## TASK INSTRUCTIONS
Return the material word for word. Do not include pictures.
────
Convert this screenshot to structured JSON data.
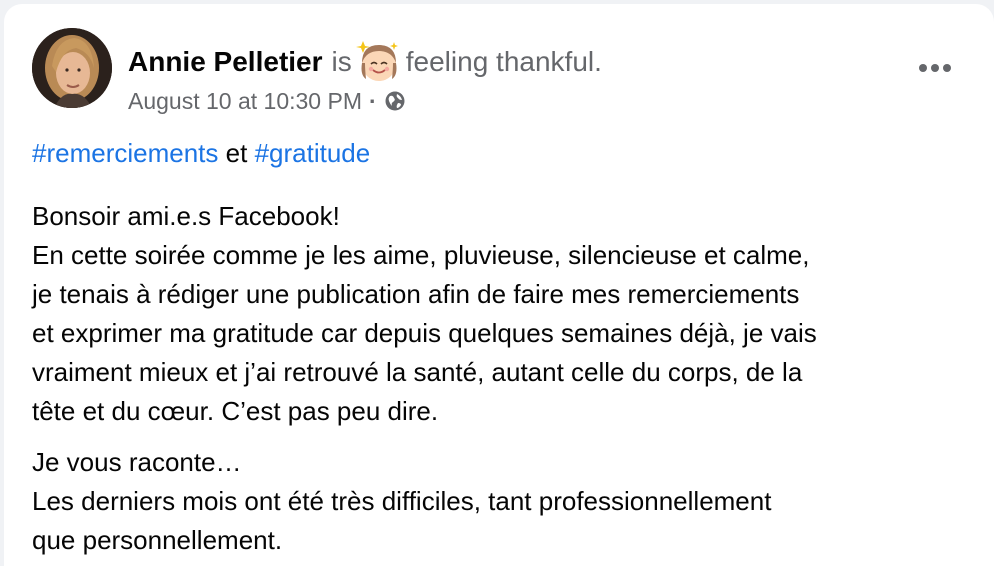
{
  "post": {
    "author": {
      "name": "Annie Pelletier",
      "avatar_icon": "profile-photo"
    },
    "feeling": {
      "prefix": "is",
      "text": "feeling thankful.",
      "emoji_icon": "smiling-face-with-halo-emoji"
    },
    "timestamp": "August 10 at 10:30 PM",
    "separator": "·",
    "privacy_icon": "globe-icon",
    "more_icon": "more-options-icon",
    "hashtags": {
      "first": "#remerciements",
      "connector": "et",
      "second": "#gratitude"
    },
    "paragraphs": [
      {
        "lines": [
          "Bonsoir ami.e.s Facebook!",
          "En cette soirée comme je les aime, pluvieuse, silencieuse et calme,",
          "je tenais à rédiger une publication afin de faire mes remerciements",
          "et exprimer ma gratitude car depuis quelques semaines déjà, je vais",
          "vraiment mieux et j’ai retrouvé la santé, autant celle du corps, de la",
          "tête et du cœur. C’est pas peu dire."
        ]
      },
      {
        "lines": [
          "Je vous raconte…",
          "Les derniers mois ont été très difficiles, tant professionnellement",
          "que personnellement."
        ]
      }
    ],
    "colors": {
      "link": "#1b74e4",
      "text": "#050505",
      "secondary": "#65676b",
      "background": "#ffffff"
    }
  }
}
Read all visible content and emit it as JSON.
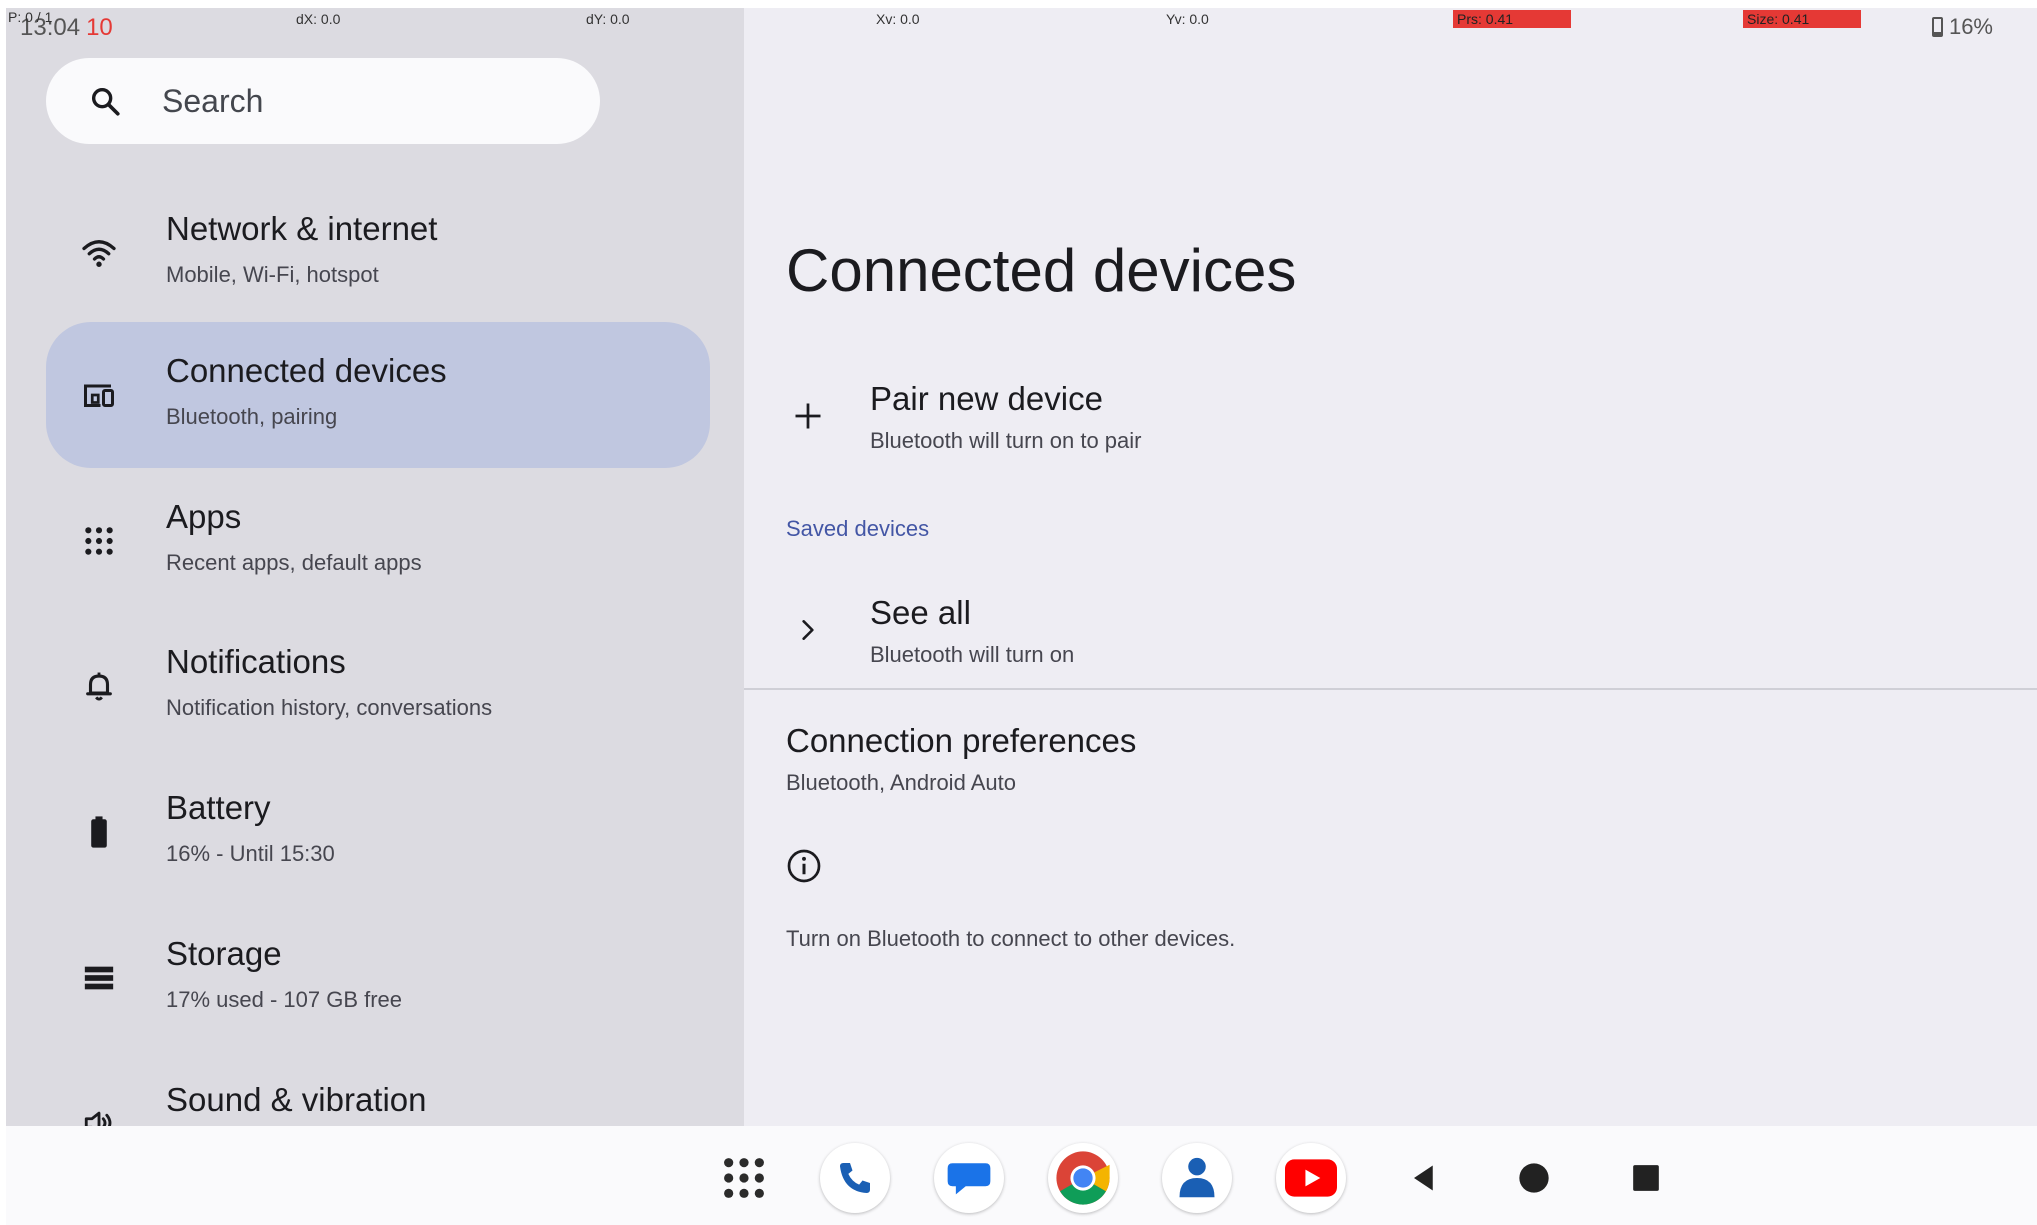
{
  "statusbar": {
    "pointer_label": "P: 0 / 1",
    "dx": "dX: 0.0",
    "dy": "dY: 0.0",
    "xv": "Xv: 0.0",
    "yv": "Yv: 0.0",
    "prs": "Prs: 0.41",
    "size": "Size: 0.41",
    "time": "13:04",
    "notif_count": "10",
    "battery": "16%"
  },
  "search": {
    "placeholder": "Search"
  },
  "sidebar": {
    "items": [
      {
        "title": "Network & internet",
        "subtitle": "Mobile, Wi-Fi, hotspot",
        "icon": "wifi-icon"
      },
      {
        "title": "Connected devices",
        "subtitle": "Bluetooth, pairing",
        "icon": "devices-icon",
        "selected": true
      },
      {
        "title": "Apps",
        "subtitle": "Recent apps, default apps",
        "icon": "apps-grid-icon"
      },
      {
        "title": "Notifications",
        "subtitle": "Notification history, conversations",
        "icon": "bell-icon"
      },
      {
        "title": "Battery",
        "subtitle": "16% - Until 15:30",
        "icon": "battery-icon"
      },
      {
        "title": "Storage",
        "subtitle": "17% used - 107 GB free",
        "icon": "storage-icon"
      },
      {
        "title": "Sound & vibration",
        "subtitle": "",
        "icon": "volume-icon"
      }
    ]
  },
  "main": {
    "title": "Connected devices",
    "pair": {
      "title": "Pair new device",
      "subtitle": "Bluetooth will turn on to pair"
    },
    "saved_label": "Saved devices",
    "see_all": {
      "title": "See all",
      "subtitle": "Bluetooth will turn on"
    },
    "prefs": {
      "title": "Connection preferences",
      "subtitle": "Bluetooth, Android Auto"
    },
    "info": "Turn on Bluetooth to connect to other devices."
  },
  "taskbar": {
    "apps": [
      "app-drawer-icon",
      "phone-icon",
      "messages-icon",
      "chrome-icon",
      "contacts-icon",
      "youtube-icon"
    ],
    "nav": [
      "back-icon",
      "home-icon",
      "recents-icon"
    ]
  },
  "colors": {
    "accent": "#4356a5",
    "selected_bg": "#c0c7e0",
    "sidebar_bg": "#dcdbe1",
    "main_bg": "#eeedf3",
    "overlay_red": "#e53935"
  }
}
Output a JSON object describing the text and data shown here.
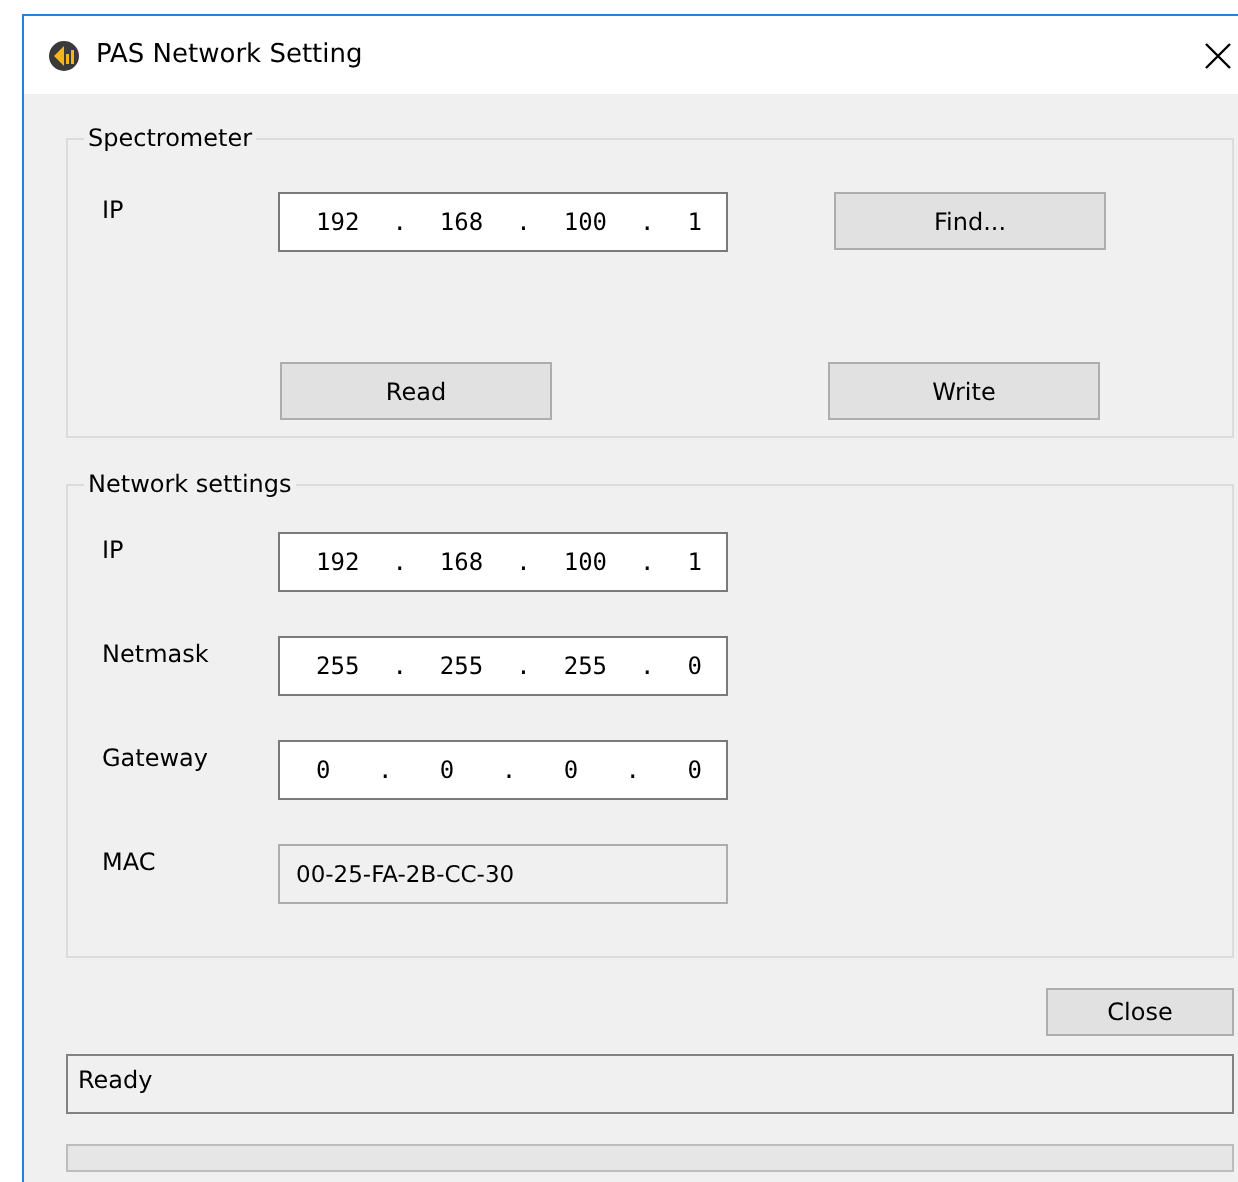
────
## FINAL RESULT
Convert this screenshot to structured JSON data.
{
  "post": {
    "author": {
      "name": "Annie Pelletier",
      "avatar_icon": "profile-photo"
    },
    "feeling": {
      "prefix": "is",
      "text": "feeling thankful.",
      "emoji_icon": "smiling-face-with-halo-emoji"
    },
    "timestamp": "August 10 at 10:30 PM",
    "separator": "·",
    "privacy_icon": "globe-icon",
    "more_icon": "more-options-icon",
    "hashtags": {
      "first": "#remerciements",
      "connector": "et",
      "second": "#gratitude"
    },
    "paragraphs": [
      {
        "lines": [
          "Bonsoir ami.e.s Facebook!",
          "En cette soirée comme je les aime, pluvieuse, silencieuse et calme,",
          "je tenais à rédiger une publication afin de faire mes remerciements",
          "et exprimer ma gratitude car depuis quelques semaines déjà, je vais",
          "vraiment mieux et j’ai retrouvé la santé, autant celle du corps, de la",
          "tête et du cœur. C’est pas peu dire."
        ]
      },
      {
        "lines": [
          "Je vous raconte…",
          "Les derniers mois ont été très difficiles, tant professionnellement",
          "que personnellement."
        ]
      }
    ],
    "colors": {
      "link": "#1b74e4",
      "text": "#050505",
      "secondary": "#65676b",
      "background": "#ffffff"
    }
  }
}
Read all visible content and emit it as JSON.
{
  "statusbar": {
    "pointer_label": "P: 0 / 1",
    "dx": "dX: 0.0",
    "dy": "dY: 0.0",
    "xv": "Xv: 0.0",
    "yv": "Yv: 0.0",
    "prs": "Prs: 0.41",
    "size": "Size: 0.41",
    "time": "13:04",
    "notif_count": "10",
    "battery": "16%"
  },
  "search": {
    "placeholder": "Search"
  },
  "sidebar": {
    "items": [
      {
        "title": "Network & internet",
        "subtitle": "Mobile, Wi-Fi, hotspot",
        "icon": "wifi-icon"
      },
      {
        "title": "Connected devices",
        "subtitle": "Bluetooth, pairing",
        "icon": "devices-icon",
        "selected": true
      },
      {
        "title": "Apps",
        "subtitle": "Recent apps, default apps",
        "icon": "apps-grid-icon"
      },
      {
        "title": "Notifications",
        "subtitle": "Notification history, conversations",
        "icon": "bell-icon"
      },
      {
        "title": "Battery",
        "subtitle": "16% - Until 15:30",
        "icon": "battery-icon"
      },
      {
        "title": "Storage",
        "subtitle": "17% used - 107 GB free",
        "icon": "storage-icon"
      },
      {
        "title": "Sound & vibration",
        "subtitle": "",
        "icon": "volume-icon"
      }
    ]
  },
  "main": {
    "title": "Connected devices",
    "pair": {
      "title": "Pair new device",
      "subtitle": "Bluetooth will turn on to pair"
    },
    "saved_label": "Saved devices",
    "see_all": {
      "title": "See all",
      "subtitle": "Bluetooth will turn on"
    },
    "prefs": {
      "title": "Connection preferences",
      "subtitle": "Bluetooth, Android Auto"
    },
    "info": "Turn on Bluetooth to connect to other devices."
  },
  "taskbar": {
    "apps": [
      "app-drawer-icon",
      "phone-icon",
      "messages-icon",
      "chrome-icon",
      "contacts-icon",
      "youtube-icon"
    ],
    "nav": [
      "back-icon",
      "home-icon",
      "recents-icon"
    ]
  },
  "colors": {
    "accent": "#4356a5",
    "selected_bg": "#c0c7e0",
    "sidebar_bg": "#dcdbe1",
    "main_bg": "#eeedf3",
    "overlay_red": "#e53935"
  }
}
Output a JSON object describing the text and data shown here.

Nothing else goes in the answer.